(EXERCISE DETAILS) How many lines in the entries below include the string "часы"? Answer with the number only.

Data records
☆ ☆ ☆ ☆

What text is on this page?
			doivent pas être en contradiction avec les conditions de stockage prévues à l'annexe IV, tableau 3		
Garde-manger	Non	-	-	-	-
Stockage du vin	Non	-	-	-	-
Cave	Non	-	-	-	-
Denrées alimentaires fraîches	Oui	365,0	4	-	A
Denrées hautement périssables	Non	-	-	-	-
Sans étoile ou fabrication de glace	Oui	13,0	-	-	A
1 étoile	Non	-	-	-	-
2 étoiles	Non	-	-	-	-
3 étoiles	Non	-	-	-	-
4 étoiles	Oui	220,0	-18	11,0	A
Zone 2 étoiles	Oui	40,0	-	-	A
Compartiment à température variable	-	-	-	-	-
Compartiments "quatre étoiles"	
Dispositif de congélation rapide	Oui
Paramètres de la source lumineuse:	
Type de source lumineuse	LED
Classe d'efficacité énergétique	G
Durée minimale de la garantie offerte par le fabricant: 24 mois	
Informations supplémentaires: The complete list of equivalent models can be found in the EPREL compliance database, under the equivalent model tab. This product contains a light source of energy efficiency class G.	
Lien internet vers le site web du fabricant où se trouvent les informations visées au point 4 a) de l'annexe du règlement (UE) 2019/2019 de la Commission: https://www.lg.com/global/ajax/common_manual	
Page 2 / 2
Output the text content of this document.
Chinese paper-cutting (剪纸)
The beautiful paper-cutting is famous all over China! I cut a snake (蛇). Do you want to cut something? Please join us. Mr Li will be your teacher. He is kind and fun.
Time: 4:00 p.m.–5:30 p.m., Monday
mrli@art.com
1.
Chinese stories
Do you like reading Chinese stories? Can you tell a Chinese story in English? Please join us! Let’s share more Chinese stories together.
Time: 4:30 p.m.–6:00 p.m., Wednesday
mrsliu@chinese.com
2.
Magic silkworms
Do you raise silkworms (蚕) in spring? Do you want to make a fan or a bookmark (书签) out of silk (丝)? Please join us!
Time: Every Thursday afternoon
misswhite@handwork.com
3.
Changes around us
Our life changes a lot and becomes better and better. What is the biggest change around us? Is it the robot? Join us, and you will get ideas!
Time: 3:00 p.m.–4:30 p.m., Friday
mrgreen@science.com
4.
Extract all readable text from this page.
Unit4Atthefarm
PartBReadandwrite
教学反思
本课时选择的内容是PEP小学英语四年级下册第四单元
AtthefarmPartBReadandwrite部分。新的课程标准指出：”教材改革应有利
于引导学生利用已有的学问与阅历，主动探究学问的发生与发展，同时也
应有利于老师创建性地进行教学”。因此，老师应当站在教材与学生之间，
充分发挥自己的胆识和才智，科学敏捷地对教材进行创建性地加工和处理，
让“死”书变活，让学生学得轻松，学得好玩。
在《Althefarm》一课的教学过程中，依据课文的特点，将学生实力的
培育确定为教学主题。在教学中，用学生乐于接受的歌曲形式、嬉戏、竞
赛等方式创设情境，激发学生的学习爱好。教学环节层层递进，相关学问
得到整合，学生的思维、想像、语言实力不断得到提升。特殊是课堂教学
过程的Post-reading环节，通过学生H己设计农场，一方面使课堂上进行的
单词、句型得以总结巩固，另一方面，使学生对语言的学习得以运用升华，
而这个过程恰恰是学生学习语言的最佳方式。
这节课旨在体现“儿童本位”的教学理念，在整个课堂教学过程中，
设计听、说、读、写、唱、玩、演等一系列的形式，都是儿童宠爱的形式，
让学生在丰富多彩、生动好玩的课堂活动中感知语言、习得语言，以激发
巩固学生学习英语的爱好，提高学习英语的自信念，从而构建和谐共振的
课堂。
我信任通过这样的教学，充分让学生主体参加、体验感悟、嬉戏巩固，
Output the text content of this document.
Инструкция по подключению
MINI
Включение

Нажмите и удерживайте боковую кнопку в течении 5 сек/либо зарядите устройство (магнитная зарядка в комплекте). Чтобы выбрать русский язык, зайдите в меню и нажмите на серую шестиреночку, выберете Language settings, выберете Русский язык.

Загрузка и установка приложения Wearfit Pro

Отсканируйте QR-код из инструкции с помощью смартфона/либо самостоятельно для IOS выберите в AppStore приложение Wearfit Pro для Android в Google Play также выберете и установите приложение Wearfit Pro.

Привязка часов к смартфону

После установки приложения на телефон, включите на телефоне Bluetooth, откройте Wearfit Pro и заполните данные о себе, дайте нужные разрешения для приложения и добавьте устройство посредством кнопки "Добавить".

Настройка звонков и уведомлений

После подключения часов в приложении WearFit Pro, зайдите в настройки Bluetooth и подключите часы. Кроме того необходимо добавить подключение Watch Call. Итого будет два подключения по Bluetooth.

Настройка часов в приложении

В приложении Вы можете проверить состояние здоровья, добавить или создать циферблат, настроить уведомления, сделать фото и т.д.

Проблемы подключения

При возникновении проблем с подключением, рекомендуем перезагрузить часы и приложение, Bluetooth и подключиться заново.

☆ ☆ ☆ ☆

(EXPECTED ANSWER) 2